- _Extract provided_:
################
Franklyn Albert Rose (born 1 February 1972) is a former West Indian cricketer. He is a right-handed batsman and a fast right-arm bowler who possesses a lot of power with his full-length outswing.

International career
In the first innings in which he participated, he achieved figures of 6 for 100, but for Test after Test beyond this, his bowling disappointed in comparison, only picking up during a Test match in Durban, where he achieved figures of 7 for 84.

Rose hit a match-turning 69 against Zimbabwe in 2000. Coming in at 170 for 7, in reply to the visitors' 308, he and Jimmy Adams (101 n.o.) added a record 148 for the eighth wicket in the Windies 10-wicket victory. He was subsequently named Man-of-the-Series.

Later that year, his aggression cost West Indies the second Test at Lord's when his attempts to shake England's Dominic Cork with short-pitched bowling leaked valuable runs in a low-scoring game.

Although he was dropped for good at age 28, his final Test bowling average of 30.88 stood as the lowest of any West Indian pacer of his generation until Kemar Roach emerged nearly a decade later.
################
- _Records_:
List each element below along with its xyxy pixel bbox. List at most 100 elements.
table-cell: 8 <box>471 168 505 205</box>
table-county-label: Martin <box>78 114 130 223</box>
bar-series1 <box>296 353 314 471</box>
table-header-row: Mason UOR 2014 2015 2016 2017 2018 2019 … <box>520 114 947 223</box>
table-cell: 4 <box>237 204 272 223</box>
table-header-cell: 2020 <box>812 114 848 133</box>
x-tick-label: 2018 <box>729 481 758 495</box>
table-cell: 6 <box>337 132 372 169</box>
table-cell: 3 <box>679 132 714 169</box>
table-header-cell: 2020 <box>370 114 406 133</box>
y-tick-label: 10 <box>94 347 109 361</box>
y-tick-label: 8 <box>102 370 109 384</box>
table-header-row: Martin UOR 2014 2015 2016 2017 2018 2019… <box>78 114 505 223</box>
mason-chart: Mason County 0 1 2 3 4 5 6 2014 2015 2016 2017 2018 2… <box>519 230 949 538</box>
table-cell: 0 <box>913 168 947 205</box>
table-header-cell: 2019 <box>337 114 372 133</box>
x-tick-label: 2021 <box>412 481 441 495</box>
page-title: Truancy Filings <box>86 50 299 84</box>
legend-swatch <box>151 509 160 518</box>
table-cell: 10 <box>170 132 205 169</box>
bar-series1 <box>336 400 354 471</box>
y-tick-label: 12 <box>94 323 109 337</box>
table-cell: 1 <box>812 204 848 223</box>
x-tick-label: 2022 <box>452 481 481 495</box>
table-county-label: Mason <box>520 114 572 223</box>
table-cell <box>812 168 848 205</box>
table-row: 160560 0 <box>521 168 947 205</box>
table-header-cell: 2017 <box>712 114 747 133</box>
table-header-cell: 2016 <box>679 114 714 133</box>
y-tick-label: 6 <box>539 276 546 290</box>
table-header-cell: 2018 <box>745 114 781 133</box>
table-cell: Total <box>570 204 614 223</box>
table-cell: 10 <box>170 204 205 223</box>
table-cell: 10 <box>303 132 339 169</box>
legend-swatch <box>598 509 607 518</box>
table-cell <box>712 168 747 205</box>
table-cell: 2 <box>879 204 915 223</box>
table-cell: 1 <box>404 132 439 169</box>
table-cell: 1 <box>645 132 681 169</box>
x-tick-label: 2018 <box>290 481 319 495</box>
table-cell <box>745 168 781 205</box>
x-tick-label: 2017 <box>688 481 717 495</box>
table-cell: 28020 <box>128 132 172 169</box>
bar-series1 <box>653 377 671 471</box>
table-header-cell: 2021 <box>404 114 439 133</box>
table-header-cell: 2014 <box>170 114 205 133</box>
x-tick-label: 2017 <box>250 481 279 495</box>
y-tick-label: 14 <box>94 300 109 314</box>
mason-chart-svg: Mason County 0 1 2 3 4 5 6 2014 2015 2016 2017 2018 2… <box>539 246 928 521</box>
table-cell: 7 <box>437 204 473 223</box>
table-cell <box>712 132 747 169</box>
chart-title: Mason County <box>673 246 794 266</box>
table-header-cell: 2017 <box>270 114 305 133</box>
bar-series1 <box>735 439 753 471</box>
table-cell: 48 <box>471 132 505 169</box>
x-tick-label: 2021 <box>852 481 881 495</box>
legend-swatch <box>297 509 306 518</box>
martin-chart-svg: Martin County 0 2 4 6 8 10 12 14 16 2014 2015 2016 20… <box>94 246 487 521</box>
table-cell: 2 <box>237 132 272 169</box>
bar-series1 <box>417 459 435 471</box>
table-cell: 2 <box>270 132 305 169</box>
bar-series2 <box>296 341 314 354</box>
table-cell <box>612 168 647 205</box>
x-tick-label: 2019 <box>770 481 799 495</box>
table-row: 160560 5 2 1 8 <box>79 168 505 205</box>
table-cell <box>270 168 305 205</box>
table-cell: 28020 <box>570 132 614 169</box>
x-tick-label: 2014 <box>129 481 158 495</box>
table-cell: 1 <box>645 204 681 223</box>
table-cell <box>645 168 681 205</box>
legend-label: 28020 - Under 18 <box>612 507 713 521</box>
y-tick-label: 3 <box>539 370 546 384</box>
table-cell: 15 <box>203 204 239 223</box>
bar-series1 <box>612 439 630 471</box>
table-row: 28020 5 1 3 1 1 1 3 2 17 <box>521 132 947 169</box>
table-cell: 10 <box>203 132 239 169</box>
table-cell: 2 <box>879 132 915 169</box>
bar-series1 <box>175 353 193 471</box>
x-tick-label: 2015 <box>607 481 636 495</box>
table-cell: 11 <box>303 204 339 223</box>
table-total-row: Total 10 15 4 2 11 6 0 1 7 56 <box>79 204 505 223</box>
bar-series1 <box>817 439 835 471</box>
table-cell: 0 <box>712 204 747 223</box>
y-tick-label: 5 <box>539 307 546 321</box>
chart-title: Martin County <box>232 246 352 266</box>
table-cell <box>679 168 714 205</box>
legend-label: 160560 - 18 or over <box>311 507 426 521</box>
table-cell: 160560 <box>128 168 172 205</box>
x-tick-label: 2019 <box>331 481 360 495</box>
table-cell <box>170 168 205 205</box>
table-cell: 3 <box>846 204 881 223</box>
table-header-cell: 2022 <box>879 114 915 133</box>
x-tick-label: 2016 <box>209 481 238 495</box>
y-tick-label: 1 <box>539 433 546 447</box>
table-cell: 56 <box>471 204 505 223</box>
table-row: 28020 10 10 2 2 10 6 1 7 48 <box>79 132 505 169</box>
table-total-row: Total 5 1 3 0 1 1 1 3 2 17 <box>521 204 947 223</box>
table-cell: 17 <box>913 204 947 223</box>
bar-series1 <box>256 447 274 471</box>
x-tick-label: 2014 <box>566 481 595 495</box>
################
- _Problem set_:
A. According to the profile of Franklyn Rose, how did Rose cost West Indies the second Test at Lord's? Answer in one to three sentences.
B. From the profile of Franklyn Rose, take the part that opens with the words containing "International career" and closes with "of 7 for 84.". Write it out again, swapping "Durban" for "Cape Town".
The material after the profile of Franklyn Rose is separate from it.

- _Completed exercise_:
A. Rose's aggression cost West Indies the match. He tried to unsettle England's Dominic Cork with short-pitched bowling, and in a low-scoring game this gave away valuable runs.

B.
International career
In the first innings in which he participated, he achieved figures of 6 for 100, but for Test after Test beyond this, his bowling disappointed in comparison, only picking up during a Test match in Cape Town, where he achieved figures of 7 for 84.